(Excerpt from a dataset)

--

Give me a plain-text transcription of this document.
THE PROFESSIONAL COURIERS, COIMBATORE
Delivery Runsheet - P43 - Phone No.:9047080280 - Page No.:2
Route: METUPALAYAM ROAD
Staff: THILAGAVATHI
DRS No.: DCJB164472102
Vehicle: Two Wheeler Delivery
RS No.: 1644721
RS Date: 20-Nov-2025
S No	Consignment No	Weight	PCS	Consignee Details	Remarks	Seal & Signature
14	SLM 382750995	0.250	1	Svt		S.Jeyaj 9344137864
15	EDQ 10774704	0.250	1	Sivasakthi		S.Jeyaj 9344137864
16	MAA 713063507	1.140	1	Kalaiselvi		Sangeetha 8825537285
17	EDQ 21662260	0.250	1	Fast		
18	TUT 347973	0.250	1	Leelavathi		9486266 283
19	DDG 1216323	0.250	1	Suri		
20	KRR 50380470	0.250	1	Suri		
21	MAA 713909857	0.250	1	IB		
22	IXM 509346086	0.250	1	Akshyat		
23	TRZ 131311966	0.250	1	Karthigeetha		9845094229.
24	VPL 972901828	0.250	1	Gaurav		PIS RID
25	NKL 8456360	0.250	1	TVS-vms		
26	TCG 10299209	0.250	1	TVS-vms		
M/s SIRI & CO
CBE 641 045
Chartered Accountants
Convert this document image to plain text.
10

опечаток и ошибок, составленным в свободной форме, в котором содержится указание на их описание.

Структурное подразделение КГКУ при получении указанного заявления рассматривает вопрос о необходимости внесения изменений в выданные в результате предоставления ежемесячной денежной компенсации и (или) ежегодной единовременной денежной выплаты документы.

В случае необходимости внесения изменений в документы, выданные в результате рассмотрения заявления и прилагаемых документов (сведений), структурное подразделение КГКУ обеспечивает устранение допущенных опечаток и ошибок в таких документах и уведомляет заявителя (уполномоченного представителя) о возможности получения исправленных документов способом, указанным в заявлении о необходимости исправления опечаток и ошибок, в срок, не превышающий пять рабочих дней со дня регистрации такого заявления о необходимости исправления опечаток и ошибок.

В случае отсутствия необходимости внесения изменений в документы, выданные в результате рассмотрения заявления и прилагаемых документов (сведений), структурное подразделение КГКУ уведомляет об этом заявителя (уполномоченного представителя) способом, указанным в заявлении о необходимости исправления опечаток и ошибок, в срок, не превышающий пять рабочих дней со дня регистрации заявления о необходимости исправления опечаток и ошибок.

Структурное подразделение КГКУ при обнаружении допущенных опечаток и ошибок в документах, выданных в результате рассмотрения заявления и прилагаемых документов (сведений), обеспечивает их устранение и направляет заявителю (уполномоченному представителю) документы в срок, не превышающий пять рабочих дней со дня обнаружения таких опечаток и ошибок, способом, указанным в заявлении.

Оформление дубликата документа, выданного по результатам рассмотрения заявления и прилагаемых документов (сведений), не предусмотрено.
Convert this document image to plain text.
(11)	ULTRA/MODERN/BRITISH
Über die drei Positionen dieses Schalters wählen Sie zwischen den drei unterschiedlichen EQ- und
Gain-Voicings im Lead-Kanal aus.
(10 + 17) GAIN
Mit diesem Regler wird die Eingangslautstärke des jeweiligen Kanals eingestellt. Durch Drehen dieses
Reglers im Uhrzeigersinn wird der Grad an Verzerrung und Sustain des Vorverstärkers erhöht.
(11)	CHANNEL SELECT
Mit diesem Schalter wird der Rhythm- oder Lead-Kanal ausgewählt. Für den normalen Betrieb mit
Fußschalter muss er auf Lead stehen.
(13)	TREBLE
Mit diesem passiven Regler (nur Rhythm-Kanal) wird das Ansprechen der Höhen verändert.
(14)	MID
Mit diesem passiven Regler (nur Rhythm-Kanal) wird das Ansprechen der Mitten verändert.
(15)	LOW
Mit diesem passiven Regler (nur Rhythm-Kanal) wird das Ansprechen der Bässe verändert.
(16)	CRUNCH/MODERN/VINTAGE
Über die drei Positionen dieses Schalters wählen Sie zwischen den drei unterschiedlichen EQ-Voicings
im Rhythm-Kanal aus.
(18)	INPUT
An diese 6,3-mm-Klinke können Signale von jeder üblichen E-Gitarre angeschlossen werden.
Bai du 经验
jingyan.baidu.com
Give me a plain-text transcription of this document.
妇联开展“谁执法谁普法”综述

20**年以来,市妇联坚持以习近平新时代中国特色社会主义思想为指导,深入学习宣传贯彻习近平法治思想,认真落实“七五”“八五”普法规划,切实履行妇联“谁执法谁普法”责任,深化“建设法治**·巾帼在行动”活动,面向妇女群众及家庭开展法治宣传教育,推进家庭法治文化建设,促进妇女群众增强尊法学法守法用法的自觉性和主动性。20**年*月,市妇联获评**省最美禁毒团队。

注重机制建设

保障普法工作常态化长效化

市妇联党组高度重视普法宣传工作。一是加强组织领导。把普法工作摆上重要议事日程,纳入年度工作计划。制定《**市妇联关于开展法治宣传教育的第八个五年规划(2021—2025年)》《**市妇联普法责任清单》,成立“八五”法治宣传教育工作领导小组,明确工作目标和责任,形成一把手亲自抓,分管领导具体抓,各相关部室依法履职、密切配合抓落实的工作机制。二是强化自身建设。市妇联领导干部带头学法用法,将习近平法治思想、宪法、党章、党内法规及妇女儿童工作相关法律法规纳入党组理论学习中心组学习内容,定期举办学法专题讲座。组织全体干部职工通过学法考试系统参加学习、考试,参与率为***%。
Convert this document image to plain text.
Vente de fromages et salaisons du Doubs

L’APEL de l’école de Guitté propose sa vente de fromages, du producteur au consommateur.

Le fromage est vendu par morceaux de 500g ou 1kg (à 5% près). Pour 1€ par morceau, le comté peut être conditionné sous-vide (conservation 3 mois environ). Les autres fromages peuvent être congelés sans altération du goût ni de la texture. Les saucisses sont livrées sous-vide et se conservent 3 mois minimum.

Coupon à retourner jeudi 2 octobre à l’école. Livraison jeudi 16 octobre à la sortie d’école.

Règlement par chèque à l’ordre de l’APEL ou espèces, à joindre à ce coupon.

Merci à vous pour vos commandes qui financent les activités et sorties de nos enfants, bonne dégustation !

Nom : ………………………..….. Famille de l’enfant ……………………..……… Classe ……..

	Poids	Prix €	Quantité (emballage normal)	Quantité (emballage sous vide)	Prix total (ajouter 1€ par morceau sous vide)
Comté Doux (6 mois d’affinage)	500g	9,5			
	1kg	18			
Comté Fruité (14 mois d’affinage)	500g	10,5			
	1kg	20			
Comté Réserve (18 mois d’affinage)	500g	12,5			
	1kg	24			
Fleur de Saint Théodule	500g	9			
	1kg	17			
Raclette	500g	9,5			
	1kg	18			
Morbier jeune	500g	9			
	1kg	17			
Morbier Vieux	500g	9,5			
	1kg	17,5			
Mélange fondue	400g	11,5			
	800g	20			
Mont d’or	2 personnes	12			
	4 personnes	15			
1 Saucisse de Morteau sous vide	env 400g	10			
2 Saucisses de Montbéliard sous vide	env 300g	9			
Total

--

Required task: Set down every line of the listing above again, exactly as given.

The response:
Give me a plain-text transcription of this document.
THE PROFESSIONAL COURIERS, COIMBATORE
Delivery Runsheet - P43 - Phone No.:9047080280 - Page No.:2
Route: METUPALAYAM ROAD
Staff: THILAGAVATHI
DRS No.: DCJB164472102
Vehicle: Two Wheeler Delivery
RS No.: 1644721
RS Date: 20-Nov-2025
S No	Consignment No	Weight	PCS	Consignee Details	Remarks	Seal & Signature
14	SLM 382750995	0.250	1	Svt		S.Jeyaj 9344137864
15	EDQ 10774704	0.250	1	Sivasakthi		S.Jeyaj 9344137864
16	MAA 713063507	1.140	1	Kalaiselvi		Sangeetha 8825537285
17	EDQ 21662260	0.250	1	Fast		
18	TUT 347973	0.250	1	Leelavathi		9486266 283
19	DDG 1216323	0.250	1	Suri		
20	KRR 50380470	0.250	1	Suri		
21	MAA 713909857	0.250	1	IB		
22	IXM 509346086	0.250	1	Akshyat		
23	TRZ 131311966	0.250	1	Karthigeetha		9845094229.
24	VPL 972901828	0.250	1	Gaurav		PIS RID
25	NKL 8456360	0.250	1	TVS-vms		
26	TCG 10299209	0.250	1	TVS-vms		
M/s SIRI & CO
CBE 641 045
Chartered Accountants
Convert this document image to plain text.
10

опечаток и ошибок, составленным в свободной форме, в котором содержится указание на их описание.

Структурное подразделение КГКУ при получении указанного заявления рассматривает вопрос о необходимости внесения изменений в выданные в результате предоставления ежемесячной денежной компенсации и (или) ежегодной единовременной денежной выплаты документы.

В случае необходимости внесения изменений в документы, выданные в результате рассмотрения заявления и прилагаемых документов (сведений), структурное подразделение КГКУ обеспечивает устранение допущенных опечаток и ошибок в таких документах и уведомляет заявителя (уполномоченного представителя) о возможности получения исправленных документов способом, указанным в заявлении о необходимости исправления опечаток и ошибок, в срок, не превышающий пять рабочих дней со дня регистрации такого заявления о необходимости исправления опечаток и ошибок.

В случае отсутствия необходимости внесения изменений в документы, выданные в результате рассмотрения заявления и прилагаемых документов (сведений), структурное подразделение КГКУ уведомляет об этом заявителя (уполномоченного представителя) способом, указанным в заявлении о необходимости исправления опечаток и ошибок, в срок, не превышающий пять рабочих дней со дня регистрации заявления о необходимости исправления опечаток и ошибок.

Структурное подразделение КГКУ при обнаружении допущенных опечаток и ошибок в документах, выданных в результате рассмотрения заявления и прилагаемых документов (сведений), обеспечивает их устранение и направляет заявителю (уполномоченному представителю) документы в срок, не превышающий пять рабочих дней со дня обнаружения таких опечаток и ошибок, способом, указанным в заявлении.

Оформление дубликата документа, выданного по результатам рассмотрения заявления и прилагаемых документов (сведений), не предусмотрено.
Convert this document image to plain text.
(11)	ULTRA/MODERN/BRITISH
Über die drei Positionen dieses Schalters wählen Sie zwischen den drei unterschiedlichen EQ- und
Gain-Voicings im Lead-Kanal aus.
(10 + 17) GAIN
Mit diesem Regler wird die Eingangslautstärke des jeweiligen Kanals eingestellt. Durch Drehen dieses
Reglers im Uhrzeigersinn wird der Grad an Verzerrung und Sustain des Vorverstärkers erhöht.
(11)	CHANNEL SELECT
Mit diesem Schalter wird der Rhythm- oder Lead-Kanal ausgewählt. Für den normalen Betrieb mit
Fußschalter muss er auf Lead stehen.
(13)	TREBLE
Mit diesem passiven Regler (nur Rhythm-Kanal) wird das Ansprechen der Höhen verändert.
(14)	MID
Mit diesem passiven Regler (nur Rhythm-Kanal) wird das Ansprechen der Mitten verändert.
(15)	LOW
Mit diesem passiven Regler (nur Rhythm-Kanal) wird das Ansprechen der Bässe verändert.
(16)	CRUNCH/MODERN/VINTAGE
Über die drei Positionen dieses Schalters wählen Sie zwischen den drei unterschiedlichen EQ-Voicings
im Rhythm-Kanal aus.
(18)	INPUT
An diese 6,3-mm-Klinke können Signale von jeder üblichen E-Gitarre angeschlossen werden.
Bai du 经验
jingyan.baidu.com
Give me a plain-text transcription of this document.
妇联开展“谁执法谁普法”综述

20**年以来,市妇联坚持以习近平新时代中国特色社会主义思想为指导,深入学习宣传贯彻习近平法治思想,认真落实“七五”“八五”普法规划,切实履行妇联“谁执法谁普法”责任,深化“建设法治**·巾帼在行动”活动,面向妇女群众及家庭开展法治宣传教育,推进家庭法治文化建设,促进妇女群众增强尊法学法守法用法的自觉性和主动性。20**年*月,市妇联获评**省最美禁毒团队。

注重机制建设

保障普法工作常态化长效化

市妇联党组高度重视普法宣传工作。一是加强组织领导。把普法工作摆上重要议事日程,纳入年度工作计划。制定《**市妇联关于开展法治宣传教育的第八个五年规划(2021—2025年)》《**市妇联普法责任清单》,成立“八五”法治宣传教育工作领导小组,明确工作目标和责任,形成一把手亲自抓,分管领导具体抓,各相关部室依法履职、密切配合抓落实的工作机制。二是强化自身建设。市妇联领导干部带头学法用法,将习近平法治思想、宪法、党章、党内法规及妇女儿童工作相关法律法规纳入党组理论学习中心组学习内容,定期举办学法专题讲座。组织全体干部职工通过学法考试系统参加学习、考试,参与率为***%。
Convert this document image to plain text.
Vente de fromages et salaisons du Doubs

L’APEL de l’école de Guitté propose sa vente de fromages, du producteur au consommateur.

Le fromage est vendu par morceaux de 500g ou 1kg (à 5% près). Pour 1€ par morceau, le comté peut être conditionné sous-vide (conservation 3 mois environ). Les autres fromages peuvent être congelés sans altération du goût ni de la texture. Les saucisses sont livrées sous-vide et se conservent 3 mois minimum.

Coupon à retourner jeudi 2 octobre à l’école. Livraison jeudi 16 octobre à la sortie d’école.

Règlement par chèque à l’ordre de l’APEL ou espèces, à joindre à ce coupon.

Merci à vous pour vos commandes qui financent les activités et sorties de nos enfants, bonne dégustation !

Nom : ………………………..….. Famille de l’enfant ……………………..……… Classe ……..

	Poids	Prix €	Quantité (emballage normal)	Quantité (emballage sous vide)	Prix total (ajouter 1€ par morceau sous vide)
Comté Doux (6 mois d’affinage)	500g	9,5			
	1kg	18			
Comté Fruité (14 mois d’affinage)	500g	10,5			
	1kg	20			
Comté Réserve (18 mois d’affinage)	500g	12,5			
	1kg	24			
Fleur de Saint Théodule	500g	9			
	1kg	17			
Raclette	500g	9,5			
	1kg	18			
Morbier jeune	500g	9			
	1kg	17			
Morbier Vieux	500g	9,5			
	1kg	17,5			
Mélange fondue	400g	11,5			
	800g	20			
Mont d’or	2 personnes	12			
	4 personnes	15			
1 Saucisse de Morteau sous vide	env 400g	10			
2 Saucisses de Montbéliard sous vide	env 300g	9			
Total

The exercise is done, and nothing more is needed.